- RECORDS SUPPLIED
— Start —

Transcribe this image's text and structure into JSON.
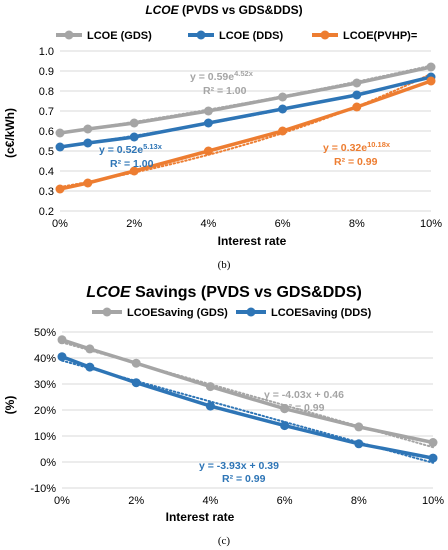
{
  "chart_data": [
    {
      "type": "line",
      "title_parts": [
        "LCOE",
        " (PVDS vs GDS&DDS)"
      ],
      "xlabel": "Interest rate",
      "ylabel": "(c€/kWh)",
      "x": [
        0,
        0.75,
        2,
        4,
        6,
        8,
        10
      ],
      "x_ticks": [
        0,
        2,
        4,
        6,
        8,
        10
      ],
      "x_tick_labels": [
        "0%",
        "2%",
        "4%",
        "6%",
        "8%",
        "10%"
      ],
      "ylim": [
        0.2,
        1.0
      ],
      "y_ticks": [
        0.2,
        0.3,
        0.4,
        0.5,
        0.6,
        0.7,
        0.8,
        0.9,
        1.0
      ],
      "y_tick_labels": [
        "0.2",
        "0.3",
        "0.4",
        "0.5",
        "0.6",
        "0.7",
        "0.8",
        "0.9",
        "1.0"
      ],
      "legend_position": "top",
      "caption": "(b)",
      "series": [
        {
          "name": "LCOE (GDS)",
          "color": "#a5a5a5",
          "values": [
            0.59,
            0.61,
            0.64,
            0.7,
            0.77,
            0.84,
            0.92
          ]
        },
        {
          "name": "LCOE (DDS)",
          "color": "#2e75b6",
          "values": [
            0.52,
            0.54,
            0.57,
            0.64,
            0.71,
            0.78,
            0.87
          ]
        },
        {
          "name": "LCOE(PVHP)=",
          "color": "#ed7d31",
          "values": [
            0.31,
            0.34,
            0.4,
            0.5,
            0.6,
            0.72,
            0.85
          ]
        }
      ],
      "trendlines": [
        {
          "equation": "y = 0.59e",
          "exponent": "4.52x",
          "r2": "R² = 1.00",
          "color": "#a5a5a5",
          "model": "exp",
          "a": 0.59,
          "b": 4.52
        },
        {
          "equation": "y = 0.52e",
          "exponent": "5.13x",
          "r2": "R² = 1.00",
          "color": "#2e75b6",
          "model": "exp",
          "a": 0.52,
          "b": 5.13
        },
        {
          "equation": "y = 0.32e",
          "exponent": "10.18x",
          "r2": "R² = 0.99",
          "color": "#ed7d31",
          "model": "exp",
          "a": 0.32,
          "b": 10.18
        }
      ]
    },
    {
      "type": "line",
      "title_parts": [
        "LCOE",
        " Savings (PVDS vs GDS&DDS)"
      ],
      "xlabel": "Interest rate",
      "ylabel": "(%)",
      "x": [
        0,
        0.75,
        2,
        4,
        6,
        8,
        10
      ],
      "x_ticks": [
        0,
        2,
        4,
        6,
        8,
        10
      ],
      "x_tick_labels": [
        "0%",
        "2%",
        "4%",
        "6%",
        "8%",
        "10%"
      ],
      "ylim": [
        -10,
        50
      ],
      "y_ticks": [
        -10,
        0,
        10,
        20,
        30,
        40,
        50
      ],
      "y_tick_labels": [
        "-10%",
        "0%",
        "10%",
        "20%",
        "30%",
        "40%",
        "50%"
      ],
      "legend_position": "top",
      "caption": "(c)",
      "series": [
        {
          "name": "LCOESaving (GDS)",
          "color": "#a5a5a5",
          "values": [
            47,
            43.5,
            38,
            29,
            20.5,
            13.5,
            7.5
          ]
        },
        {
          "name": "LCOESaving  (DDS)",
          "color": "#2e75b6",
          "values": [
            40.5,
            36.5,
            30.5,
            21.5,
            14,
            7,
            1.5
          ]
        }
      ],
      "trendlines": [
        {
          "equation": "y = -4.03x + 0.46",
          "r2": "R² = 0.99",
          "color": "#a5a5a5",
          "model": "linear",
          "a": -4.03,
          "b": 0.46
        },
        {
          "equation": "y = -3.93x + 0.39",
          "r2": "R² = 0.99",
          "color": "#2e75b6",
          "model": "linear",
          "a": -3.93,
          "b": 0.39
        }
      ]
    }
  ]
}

— End —
— Start —

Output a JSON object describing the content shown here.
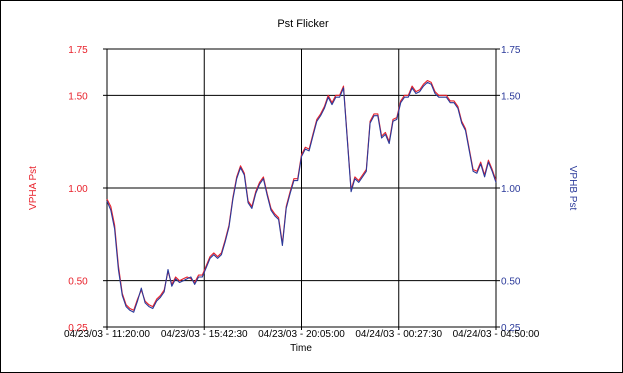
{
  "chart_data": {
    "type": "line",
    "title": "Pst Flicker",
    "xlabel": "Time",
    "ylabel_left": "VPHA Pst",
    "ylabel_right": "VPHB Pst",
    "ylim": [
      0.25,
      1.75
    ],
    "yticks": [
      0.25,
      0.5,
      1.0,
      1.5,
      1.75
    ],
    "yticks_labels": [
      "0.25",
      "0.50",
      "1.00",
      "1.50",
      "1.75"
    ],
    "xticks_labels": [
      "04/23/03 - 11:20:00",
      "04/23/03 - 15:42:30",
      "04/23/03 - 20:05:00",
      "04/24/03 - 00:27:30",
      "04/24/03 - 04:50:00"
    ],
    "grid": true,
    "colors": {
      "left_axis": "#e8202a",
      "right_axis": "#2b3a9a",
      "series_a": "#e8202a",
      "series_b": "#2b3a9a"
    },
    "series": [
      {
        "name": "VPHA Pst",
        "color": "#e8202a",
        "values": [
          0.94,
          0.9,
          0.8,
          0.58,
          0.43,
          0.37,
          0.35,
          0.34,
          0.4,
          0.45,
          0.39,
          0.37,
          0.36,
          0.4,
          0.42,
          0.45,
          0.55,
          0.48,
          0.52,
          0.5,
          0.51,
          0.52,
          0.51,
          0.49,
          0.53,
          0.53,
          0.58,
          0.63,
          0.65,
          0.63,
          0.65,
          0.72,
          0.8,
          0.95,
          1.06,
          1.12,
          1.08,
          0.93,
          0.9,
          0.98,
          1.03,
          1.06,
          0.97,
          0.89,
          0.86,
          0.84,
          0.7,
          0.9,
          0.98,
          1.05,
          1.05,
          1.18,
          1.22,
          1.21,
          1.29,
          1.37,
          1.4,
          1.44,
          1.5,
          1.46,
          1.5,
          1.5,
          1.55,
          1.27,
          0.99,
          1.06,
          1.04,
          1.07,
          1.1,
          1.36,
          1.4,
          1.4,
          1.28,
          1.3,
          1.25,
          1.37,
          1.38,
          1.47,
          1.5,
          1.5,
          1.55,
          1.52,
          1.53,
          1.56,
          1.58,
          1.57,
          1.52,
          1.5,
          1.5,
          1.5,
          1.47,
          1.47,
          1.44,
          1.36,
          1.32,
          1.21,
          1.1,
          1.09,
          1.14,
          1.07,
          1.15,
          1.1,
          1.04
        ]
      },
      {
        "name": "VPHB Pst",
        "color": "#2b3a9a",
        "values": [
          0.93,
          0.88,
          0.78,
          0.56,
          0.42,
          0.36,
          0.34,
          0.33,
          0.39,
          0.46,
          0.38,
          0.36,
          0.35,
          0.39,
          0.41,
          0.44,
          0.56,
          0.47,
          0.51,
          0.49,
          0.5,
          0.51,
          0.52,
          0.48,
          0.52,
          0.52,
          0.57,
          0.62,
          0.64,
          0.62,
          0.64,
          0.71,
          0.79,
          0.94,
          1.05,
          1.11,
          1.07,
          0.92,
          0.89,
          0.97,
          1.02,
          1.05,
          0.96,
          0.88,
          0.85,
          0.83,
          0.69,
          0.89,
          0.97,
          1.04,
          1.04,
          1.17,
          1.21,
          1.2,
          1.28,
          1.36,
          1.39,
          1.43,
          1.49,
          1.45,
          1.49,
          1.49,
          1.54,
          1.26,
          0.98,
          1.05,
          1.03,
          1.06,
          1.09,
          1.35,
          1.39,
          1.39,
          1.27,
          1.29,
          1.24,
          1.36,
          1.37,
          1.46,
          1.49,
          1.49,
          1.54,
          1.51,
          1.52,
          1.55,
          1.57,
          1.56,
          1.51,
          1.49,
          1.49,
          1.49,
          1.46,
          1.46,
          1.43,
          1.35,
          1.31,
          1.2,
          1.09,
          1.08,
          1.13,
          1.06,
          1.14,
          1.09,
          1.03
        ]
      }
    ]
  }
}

— End —

- SHORT TASK
Where a line contains the string "equation", extract that line.

- SOLUTION TO THE PROBLEM
          "equation": "y = 0.59e",
          "equation": "y = 0.52e",
          "equation": "y = 0.32e",
          "equation": "y = -4.03x + 0.46",
          "equation": "y = -3.93x + 0.39",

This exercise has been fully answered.